• _Problem description_
Keep the pictures out of the copy and print all the entries below exactly.

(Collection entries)
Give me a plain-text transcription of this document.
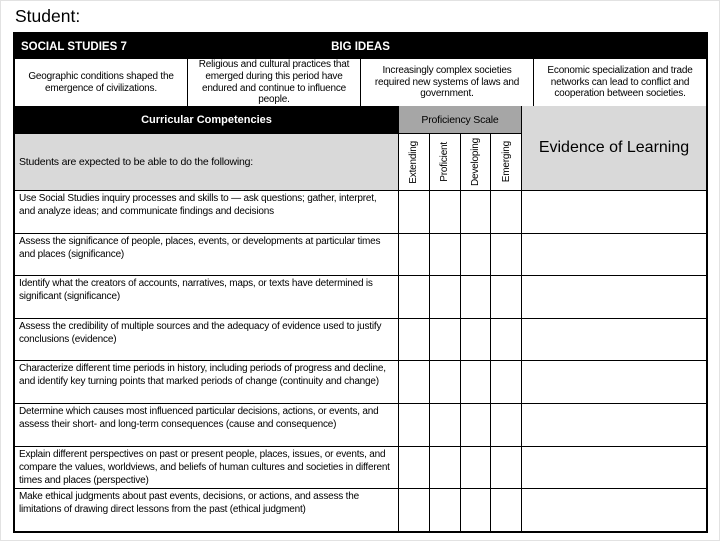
Student:
SOCIAL STUDIES 7	BIG IDEAS
Geographic conditions shaped the emergence of civilizations.
Religious and cultural practices that emerged during this period have endured and continue to influence people.
Increasingly complex societies required new systems of laws and government.
Economic specialization and trade networks can lead to conflict and cooperation between societies.
Curricular Competencies
Students are expected to be able to do the following:
Proficiency Scale
Extending Proficient Developing Emerging	Evidence of Learning
Use Social Studies inquiry processes and skills to — ask questions; gather, interpret, and analyze ideas; and communicate findings and decisions
Assess the significance of people, places, events, or developments at particular times and places (significance)
Identify what the creators of accounts, narratives, maps, or texts have determined is significant (significance)
Assess the credibility of multiple sources and the adequacy of evidence used to justify conclusions (evidence)
Characterize different time periods in history, including periods of progress and decline, and identify key turning points that marked periods of change (continuity and change)
Determine which causes most influenced particular decisions, actions, or events, and assess their short- and long-term consequences (cause and consequence)
Explain different perspectives on past or present people, places, issues, or events, and compare the values, worldviews, and beliefs of human cultures and societies in different times and places (perspective)
Make ethical judgments about past events, decisions, or actions, and assess the limitations of drawing direct lessons from the past (ethical judgment)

• _The response_
Give me a plain-text transcription of this document.
Student:
SOCIAL STUDIES 7	BIG IDEAS
Geographic conditions shaped the emergence of civilizations.
Religious and cultural practices that emerged during this period have endured and continue to influence people.
Increasingly complex societies required new systems of laws and government.
Economic specialization and trade networks can lead to conflict and cooperation between societies.
Curricular Competencies
Students are expected to be able to do the following:
Proficiency Scale
Extending Proficient Developing Emerging	Evidence of Learning
Use Social Studies inquiry processes and skills to — ask questions; gather, interpret, and analyze ideas; and communicate findings and decisions
Assess the significance of people, places, events, or developments at particular times and places (significance)
Identify what the creators of accounts, narratives, maps, or texts have determined is significant (significance)
Assess the credibility of multiple sources and the adequacy of evidence used to justify conclusions (evidence)
Characterize different time periods in history, including periods of progress and decline, and identify key turning points that marked periods of change (continuity and change)
Determine which causes most influenced particular decisions, actions, or events, and assess their short- and long-term consequences (cause and consequence)
Explain different perspectives on past or present people, places, issues, or events, and compare the values, worldviews, and beliefs of human cultures and societies in different times and places (perspective)
Make ethical judgments about past events, decisions, or actions, and assess the limitations of drawing direct lessons from the past (ethical judgment)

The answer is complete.